*** Input data

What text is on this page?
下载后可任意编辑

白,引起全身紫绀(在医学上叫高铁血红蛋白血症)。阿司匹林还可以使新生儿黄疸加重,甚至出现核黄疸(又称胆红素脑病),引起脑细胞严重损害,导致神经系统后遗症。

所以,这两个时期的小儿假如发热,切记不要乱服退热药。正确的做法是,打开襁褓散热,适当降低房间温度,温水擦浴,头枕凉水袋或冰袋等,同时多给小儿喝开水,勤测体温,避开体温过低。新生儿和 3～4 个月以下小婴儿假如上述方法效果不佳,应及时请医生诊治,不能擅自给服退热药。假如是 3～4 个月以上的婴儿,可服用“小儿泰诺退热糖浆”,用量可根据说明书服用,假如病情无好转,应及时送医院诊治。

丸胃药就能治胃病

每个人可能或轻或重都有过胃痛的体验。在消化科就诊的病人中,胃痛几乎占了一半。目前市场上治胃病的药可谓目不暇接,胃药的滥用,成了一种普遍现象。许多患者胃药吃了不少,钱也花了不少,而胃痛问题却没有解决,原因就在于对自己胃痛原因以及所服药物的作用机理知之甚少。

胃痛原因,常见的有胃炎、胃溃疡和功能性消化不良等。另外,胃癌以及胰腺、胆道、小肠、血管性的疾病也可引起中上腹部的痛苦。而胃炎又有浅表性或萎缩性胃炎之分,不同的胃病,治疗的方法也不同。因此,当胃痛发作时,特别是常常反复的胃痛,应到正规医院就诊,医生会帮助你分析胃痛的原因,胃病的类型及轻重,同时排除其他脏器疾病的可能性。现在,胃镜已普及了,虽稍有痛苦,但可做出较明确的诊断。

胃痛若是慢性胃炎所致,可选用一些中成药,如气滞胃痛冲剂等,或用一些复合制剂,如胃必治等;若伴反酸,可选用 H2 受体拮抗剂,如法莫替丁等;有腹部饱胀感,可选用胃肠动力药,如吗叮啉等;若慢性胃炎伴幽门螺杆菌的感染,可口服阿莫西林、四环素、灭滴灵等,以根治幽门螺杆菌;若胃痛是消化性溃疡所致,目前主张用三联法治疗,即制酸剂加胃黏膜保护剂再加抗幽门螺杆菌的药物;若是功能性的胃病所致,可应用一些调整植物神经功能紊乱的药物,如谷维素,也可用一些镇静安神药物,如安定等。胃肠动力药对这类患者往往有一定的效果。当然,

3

******

• **Exercise brief**: Reproduce the full listing word for word.

• **Answer for this exercise**:
What text is on this page?
下载后可任意编辑

白,引起全身紫绀(在医学上叫高铁血红蛋白血症)。阿司匹林还可以使新生儿黄疸加重,甚至出现核黄疸(又称胆红素脑病),引起脑细胞严重损害,导致神经系统后遗症。

所以,这两个时期的小儿假如发热,切记不要乱服退热药。正确的做法是,打开襁褓散热,适当降低房间温度,温水擦浴,头枕凉水袋或冰袋等,同时多给小儿喝开水,勤测体温,避开体温过低。新生儿和 3～4 个月以下小婴儿假如上述方法效果不佳,应及时请医生诊治,不能擅自给服退热药。假如是 3～4 个月以上的婴儿,可服用“小儿泰诺退热糖浆”,用量可根据说明书服用,假如病情无好转,应及时送医院诊治。

丸胃药就能治胃病

每个人可能或轻或重都有过胃痛的体验。在消化科就诊的病人中,胃痛几乎占了一半。目前市场上治胃病的药可谓目不暇接,胃药的滥用,成了一种普遍现象。许多患者胃药吃了不少,钱也花了不少,而胃痛问题却没有解决,原因就在于对自己胃痛原因以及所服药物的作用机理知之甚少。

胃痛原因,常见的有胃炎、胃溃疡和功能性消化不良等。另外,胃癌以及胰腺、胆道、小肠、血管性的疾病也可引起中上腹部的痛苦。而胃炎又有浅表性或萎缩性胃炎之分,不同的胃病,治疗的方法也不同。因此,当胃痛发作时,特别是常常反复的胃痛,应到正规医院就诊,医生会帮助你分析胃痛的原因,胃病的类型及轻重,同时排除其他脏器疾病的可能性。现在,胃镜已普及了,虽稍有痛苦,但可做出较明确的诊断。

胃痛若是慢性胃炎所致,可选用一些中成药,如气滞胃痛冲剂等,或用一些复合制剂,如胃必治等;若伴反酸,可选用 H2 受体拮抗剂,如法莫替丁等;有腹部饱胀感,可选用胃肠动力药,如吗叮啉等;若慢性胃炎伴幽门螺杆菌的感染,可口服阿莫西林、四环素、灭滴灵等,以根治幽门螺杆菌;若胃痛是消化性溃疡所致,目前主张用三联法治疗,即制酸剂加胃黏膜保护剂再加抗幽门螺杆菌的药物;若是功能性的胃病所致,可应用一些调整植物神经功能紊乱的药物,如谷维素,也可用一些镇静安神药物,如安定等。胃肠动力药对这类患者往往有一定的效果。当然,

3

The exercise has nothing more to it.